Copy out all lines where "value" appears.

◆ **Records provided**
[start]

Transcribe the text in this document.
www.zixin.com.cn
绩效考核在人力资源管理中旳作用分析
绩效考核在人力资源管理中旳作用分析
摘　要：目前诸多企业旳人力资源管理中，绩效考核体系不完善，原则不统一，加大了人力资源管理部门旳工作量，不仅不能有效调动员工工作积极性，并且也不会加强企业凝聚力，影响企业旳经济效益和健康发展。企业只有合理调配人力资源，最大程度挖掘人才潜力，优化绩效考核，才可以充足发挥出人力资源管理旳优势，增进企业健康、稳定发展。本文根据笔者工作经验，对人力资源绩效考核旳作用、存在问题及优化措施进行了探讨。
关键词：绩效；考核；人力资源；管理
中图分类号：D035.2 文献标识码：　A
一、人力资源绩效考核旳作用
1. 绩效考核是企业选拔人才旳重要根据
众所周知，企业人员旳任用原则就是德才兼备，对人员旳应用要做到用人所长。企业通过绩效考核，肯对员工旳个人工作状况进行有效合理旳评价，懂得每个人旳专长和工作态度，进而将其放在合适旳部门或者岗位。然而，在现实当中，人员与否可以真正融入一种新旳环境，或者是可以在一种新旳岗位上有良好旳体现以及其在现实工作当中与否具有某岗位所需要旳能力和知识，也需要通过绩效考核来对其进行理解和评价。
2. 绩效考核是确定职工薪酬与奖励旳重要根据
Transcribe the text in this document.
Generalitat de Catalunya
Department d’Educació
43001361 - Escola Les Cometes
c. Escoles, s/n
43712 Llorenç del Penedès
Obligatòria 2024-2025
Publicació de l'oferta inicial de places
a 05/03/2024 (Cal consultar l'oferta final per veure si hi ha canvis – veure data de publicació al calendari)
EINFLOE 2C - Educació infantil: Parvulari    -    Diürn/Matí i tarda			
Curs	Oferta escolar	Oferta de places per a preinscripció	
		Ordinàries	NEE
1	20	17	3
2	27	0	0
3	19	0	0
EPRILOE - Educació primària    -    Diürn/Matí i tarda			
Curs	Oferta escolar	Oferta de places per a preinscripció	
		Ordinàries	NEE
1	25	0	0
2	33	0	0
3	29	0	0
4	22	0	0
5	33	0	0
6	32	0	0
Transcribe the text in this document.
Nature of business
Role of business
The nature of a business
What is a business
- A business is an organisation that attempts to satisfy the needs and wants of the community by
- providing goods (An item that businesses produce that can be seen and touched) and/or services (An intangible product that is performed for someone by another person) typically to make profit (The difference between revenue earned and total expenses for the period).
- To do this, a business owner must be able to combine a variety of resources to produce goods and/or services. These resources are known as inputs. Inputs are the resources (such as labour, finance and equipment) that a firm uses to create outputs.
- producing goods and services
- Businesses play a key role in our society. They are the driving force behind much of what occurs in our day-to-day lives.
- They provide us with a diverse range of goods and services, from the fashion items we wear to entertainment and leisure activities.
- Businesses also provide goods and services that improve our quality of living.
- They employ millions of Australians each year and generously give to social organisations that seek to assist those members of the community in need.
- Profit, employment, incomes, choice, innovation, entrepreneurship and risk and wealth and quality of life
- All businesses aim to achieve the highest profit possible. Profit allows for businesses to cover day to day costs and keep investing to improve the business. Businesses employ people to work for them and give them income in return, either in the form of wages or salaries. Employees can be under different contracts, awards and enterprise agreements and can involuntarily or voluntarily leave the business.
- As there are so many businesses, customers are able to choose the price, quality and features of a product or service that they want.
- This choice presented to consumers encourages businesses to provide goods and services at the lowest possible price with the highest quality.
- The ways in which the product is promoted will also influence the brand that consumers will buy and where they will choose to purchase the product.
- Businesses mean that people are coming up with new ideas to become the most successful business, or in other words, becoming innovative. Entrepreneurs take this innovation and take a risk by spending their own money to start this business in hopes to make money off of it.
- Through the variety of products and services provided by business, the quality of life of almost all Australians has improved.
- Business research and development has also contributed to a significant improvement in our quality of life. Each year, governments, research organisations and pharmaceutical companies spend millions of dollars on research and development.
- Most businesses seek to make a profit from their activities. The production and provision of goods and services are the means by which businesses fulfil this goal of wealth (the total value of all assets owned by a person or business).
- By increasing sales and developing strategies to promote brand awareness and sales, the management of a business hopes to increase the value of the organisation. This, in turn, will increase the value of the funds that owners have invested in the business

[end]

◆ **Result of the exercise**
- Most businesses seek to make a profit from their activities. The production and provision of goods and services are the means by which businesses fulfil this goal of wealth (the total value of all assets owned by a person or business).
- By increasing sales and developing strategies to promote brand awareness and sales, the management of a business hopes to increase the value of the organisation. This, in turn, will increase the value of the funds that owners have invested in the business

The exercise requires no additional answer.